WHAT IS BEING ASKED
Return, word for word, the portion of the passage on Trump and Republican loyalty between "More banana Republican" and "such authority exists.", inclusive.

GIVEN PASSAGE
((

Throughout his presidency, Trump would take the most cock-eyed, crazy positions, such as making rhetorical love to North Korean dictator Kim Jong Un in one moment and then threatening him with nuclear obliteration in the next. Or that time in July 2020, when he proposed that the fall election be delayed. Rather than calling him on it or demanding an explanation, Republicans have merely waited to mark where his yo-yoing stops and supported that position. Pick an issue, any issue. Minimum wage. Syria. The Export-Import Bank. Work visas. NATO. Steve Bannon — who is great and then isn’t and then is again. Replacing Obamacare. Or Covid, which was just going to vanish, or could be eradicated with a chlorine bleach transfusion.
More banana Republican than Republican, Trump has added several layers of gold plating to the already gilded “L’etat c’est moi” philosophy. His pretensions were on their most redolent display during the Covid summer of 2020 when he asserted, “I have the ultimate authority” to reopen our shuttered country, when no such authority exists.
Every politician urges his allies to follow his leadership, withholds favors to win deviationists’ support, and rewards supplicants to advance his goals. But for Trump, loyalty replaced political ends to become the only end. He burned through a series of powerful subordinates like Jeff Sessions, Rex Tillerson (fired by tweet!), James Comey, John F. Kelly, John Bolton, Bill Barr et al., who did not curtsy as low as he liked. Trump’s demands for unthinking allegiance so expanded during his stay in the White House that he assembled a “loyalty list“ in the final year of his presidency in preparation for a government-wide purge of the unfaithful within government ranks.
Trump’s wild expectations ballooned after November 2020 and Jan. 6 as he demanded that followers echo his twisted positions that the election was stolen and that the Capitol riot was actually a garden party. Even House Minority Leader Kevin McCarthy saw through the madness of King Trump in January, ascribing blame to him for the upheaval. But obeying the — let’s call it Trump’s 12th Commandment — McCarthy soon flew to Mar-a-Lago to genuflect to his master.

))

ENTRIES SUPPLIED
((

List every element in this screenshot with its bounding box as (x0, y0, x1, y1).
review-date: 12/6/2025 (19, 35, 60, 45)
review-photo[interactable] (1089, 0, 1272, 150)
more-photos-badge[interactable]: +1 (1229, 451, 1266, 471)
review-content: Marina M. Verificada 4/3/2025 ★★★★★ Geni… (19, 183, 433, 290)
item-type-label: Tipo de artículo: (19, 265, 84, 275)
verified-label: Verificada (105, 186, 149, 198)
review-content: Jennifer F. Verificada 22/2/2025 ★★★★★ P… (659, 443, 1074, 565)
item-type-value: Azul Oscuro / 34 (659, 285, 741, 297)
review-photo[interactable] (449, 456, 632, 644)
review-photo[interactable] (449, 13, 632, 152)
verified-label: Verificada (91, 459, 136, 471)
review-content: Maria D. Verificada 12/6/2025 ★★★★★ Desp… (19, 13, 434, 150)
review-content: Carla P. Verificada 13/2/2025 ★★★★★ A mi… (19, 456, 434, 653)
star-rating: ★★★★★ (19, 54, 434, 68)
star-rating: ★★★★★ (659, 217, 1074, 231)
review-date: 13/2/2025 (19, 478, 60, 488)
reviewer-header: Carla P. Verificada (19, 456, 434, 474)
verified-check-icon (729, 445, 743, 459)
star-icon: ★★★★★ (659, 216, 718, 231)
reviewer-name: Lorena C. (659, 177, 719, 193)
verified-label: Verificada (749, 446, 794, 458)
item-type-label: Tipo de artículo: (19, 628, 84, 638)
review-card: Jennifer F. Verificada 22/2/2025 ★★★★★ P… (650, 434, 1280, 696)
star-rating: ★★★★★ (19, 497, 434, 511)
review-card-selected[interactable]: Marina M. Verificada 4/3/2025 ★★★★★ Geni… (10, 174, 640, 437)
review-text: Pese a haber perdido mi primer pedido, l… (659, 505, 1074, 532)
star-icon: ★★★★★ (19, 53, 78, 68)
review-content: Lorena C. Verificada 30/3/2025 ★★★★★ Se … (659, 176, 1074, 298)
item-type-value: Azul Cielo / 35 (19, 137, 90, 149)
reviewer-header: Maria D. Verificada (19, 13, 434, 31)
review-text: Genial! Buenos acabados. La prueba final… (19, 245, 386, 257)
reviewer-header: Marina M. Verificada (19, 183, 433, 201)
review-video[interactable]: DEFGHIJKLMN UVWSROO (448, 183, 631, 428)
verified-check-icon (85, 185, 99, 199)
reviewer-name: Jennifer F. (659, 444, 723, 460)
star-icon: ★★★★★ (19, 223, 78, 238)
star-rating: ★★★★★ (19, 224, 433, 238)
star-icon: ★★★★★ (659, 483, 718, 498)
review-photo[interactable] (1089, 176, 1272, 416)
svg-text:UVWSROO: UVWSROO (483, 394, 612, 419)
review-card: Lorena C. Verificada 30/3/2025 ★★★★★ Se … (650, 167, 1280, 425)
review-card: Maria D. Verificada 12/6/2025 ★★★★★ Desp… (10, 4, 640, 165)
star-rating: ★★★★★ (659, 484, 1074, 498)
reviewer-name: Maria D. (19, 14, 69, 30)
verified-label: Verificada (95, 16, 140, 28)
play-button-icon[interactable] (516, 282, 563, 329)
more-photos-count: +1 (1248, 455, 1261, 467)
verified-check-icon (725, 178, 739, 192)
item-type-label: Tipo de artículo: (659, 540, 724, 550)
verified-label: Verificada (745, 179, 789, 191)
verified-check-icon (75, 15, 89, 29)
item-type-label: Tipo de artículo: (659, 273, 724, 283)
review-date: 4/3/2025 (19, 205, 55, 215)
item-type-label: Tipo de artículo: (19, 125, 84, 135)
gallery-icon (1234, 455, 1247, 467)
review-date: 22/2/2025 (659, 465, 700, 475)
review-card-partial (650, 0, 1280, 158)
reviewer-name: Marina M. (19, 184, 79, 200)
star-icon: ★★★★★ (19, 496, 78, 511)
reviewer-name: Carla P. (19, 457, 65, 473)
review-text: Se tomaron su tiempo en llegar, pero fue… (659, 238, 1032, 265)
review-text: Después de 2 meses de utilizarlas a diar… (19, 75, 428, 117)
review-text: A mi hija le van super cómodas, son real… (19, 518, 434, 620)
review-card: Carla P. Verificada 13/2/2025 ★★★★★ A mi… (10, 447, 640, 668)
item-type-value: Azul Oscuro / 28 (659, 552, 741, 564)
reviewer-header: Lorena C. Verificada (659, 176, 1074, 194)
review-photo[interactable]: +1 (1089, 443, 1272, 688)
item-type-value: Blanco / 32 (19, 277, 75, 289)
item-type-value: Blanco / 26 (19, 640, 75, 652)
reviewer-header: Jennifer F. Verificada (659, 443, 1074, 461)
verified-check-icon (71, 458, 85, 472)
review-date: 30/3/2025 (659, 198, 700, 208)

))

COMPLETED EXERCISE
More banana Republican than Republican, Trump has added several layers of gold plating to the already gilded “L’etat c’est moi” philosophy. His pretensions were on their most redolent display during the Covid summer of 2020 when he asserted, “I have the ultimate authority” to reopen our shuttered country, when no such authority exists.